# Data to use start

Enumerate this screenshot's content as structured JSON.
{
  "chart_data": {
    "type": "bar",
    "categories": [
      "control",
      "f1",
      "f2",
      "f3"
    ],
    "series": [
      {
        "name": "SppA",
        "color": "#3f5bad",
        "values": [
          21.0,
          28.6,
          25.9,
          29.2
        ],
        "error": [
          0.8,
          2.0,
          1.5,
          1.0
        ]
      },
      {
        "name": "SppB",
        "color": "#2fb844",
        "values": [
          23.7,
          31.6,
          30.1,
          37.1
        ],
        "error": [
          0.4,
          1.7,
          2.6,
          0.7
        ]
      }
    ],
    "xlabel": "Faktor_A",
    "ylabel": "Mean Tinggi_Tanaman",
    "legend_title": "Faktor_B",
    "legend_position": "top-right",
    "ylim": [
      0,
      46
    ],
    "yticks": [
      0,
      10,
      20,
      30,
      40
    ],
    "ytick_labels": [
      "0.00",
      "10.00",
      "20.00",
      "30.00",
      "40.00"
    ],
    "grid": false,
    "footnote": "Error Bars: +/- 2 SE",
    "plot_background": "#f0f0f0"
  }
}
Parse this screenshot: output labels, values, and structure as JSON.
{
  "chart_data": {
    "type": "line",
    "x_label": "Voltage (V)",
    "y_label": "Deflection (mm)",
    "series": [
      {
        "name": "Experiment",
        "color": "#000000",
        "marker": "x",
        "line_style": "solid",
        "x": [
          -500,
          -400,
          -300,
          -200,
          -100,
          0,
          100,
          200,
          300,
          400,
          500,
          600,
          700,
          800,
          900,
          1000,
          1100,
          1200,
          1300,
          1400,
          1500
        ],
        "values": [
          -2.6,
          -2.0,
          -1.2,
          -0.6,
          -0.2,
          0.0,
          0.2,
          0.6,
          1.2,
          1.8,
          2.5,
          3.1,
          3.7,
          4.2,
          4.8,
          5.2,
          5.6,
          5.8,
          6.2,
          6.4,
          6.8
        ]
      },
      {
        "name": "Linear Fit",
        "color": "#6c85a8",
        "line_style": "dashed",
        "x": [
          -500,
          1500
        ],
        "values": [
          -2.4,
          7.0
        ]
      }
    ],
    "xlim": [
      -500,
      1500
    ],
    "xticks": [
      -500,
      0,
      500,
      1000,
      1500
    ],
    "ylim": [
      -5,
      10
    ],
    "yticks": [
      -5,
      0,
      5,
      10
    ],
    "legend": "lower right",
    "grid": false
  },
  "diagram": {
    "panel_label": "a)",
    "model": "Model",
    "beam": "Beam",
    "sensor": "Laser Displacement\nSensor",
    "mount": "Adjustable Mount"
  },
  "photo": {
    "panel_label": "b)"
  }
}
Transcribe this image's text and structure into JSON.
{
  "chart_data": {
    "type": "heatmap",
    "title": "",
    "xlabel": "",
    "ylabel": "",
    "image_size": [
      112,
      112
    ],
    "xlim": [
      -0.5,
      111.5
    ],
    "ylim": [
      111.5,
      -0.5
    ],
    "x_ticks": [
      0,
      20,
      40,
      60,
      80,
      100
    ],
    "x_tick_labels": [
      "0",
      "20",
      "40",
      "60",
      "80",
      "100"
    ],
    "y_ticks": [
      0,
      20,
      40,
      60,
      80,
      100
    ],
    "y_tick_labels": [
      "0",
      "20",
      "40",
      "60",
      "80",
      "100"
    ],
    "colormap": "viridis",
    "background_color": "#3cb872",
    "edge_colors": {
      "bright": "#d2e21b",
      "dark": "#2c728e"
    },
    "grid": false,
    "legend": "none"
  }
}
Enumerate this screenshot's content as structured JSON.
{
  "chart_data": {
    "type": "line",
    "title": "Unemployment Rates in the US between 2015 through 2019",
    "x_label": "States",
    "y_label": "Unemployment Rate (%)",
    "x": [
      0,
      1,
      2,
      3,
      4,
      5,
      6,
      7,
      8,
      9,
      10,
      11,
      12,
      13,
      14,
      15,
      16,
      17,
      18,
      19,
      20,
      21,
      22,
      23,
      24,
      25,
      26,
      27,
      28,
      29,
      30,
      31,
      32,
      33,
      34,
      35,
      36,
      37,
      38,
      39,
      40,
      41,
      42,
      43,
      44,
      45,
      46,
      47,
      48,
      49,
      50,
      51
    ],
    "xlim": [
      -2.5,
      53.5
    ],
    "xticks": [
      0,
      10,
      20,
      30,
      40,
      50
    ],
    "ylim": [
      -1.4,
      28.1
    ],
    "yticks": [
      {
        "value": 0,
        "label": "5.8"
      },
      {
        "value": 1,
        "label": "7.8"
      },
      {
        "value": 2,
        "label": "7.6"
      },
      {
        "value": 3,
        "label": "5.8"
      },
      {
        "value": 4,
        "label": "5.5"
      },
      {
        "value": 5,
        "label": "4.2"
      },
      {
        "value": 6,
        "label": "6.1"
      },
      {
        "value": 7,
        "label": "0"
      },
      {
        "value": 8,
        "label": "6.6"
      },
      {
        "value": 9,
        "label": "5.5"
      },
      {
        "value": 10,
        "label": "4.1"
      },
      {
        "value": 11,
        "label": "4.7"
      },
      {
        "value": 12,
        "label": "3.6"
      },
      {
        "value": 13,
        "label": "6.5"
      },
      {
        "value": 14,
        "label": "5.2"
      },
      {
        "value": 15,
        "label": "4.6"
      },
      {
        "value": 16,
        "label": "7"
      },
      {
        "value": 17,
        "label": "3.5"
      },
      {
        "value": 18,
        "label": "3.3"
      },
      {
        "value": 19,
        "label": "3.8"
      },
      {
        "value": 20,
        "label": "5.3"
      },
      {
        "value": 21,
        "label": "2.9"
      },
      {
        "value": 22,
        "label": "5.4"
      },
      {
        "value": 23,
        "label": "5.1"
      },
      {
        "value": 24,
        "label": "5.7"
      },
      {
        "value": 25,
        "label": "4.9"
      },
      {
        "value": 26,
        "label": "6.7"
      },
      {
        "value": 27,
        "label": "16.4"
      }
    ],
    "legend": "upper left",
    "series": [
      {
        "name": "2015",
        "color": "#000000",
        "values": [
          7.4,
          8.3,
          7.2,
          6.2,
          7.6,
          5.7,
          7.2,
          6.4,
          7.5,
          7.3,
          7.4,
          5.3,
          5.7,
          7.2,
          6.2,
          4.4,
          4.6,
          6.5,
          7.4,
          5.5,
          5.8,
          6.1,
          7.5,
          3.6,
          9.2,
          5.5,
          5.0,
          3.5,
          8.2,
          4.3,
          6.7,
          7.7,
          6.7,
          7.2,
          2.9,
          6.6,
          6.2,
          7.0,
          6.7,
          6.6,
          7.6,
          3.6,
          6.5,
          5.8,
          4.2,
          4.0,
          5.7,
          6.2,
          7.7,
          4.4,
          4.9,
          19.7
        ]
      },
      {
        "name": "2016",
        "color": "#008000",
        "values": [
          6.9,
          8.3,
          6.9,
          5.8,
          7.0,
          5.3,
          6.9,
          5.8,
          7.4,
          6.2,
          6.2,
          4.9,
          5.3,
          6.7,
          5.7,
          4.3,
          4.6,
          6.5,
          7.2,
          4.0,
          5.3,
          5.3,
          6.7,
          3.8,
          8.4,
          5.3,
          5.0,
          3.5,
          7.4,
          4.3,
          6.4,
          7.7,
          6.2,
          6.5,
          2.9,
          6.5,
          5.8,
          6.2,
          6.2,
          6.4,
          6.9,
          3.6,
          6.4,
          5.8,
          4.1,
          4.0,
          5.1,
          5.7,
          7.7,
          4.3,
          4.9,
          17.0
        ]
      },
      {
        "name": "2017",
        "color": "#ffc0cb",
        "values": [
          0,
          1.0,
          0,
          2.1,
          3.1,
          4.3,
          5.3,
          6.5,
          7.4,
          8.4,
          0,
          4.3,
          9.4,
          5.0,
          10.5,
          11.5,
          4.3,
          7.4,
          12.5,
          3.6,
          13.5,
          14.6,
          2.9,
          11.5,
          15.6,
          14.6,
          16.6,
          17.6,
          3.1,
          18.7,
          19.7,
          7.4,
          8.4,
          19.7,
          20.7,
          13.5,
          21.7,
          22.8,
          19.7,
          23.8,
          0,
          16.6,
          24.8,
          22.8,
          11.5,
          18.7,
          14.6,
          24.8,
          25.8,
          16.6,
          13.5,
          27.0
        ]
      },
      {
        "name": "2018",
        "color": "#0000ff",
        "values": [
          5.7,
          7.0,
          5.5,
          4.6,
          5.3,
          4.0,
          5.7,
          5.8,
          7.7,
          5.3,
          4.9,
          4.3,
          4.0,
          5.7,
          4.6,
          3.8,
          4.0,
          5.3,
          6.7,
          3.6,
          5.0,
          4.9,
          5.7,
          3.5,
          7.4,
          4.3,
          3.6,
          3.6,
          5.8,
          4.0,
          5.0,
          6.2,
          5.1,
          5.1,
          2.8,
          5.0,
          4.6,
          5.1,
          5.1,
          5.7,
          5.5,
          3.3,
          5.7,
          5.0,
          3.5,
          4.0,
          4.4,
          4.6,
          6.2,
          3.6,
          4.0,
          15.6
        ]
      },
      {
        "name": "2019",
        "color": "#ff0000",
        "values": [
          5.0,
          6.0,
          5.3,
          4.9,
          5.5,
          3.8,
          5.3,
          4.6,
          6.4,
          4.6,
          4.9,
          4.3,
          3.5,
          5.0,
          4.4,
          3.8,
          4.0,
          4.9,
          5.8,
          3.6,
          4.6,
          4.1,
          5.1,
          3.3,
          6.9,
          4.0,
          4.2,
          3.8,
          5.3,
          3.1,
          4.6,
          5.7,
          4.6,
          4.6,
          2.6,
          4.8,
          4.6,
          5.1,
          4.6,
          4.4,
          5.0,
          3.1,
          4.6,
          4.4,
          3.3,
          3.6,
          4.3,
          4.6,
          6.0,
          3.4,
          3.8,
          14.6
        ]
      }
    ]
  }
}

# Data to use end

Challenge: Looking at the records above, say how many lines hold the string "Unemployment". Write nothing but the number.

Written reply: 2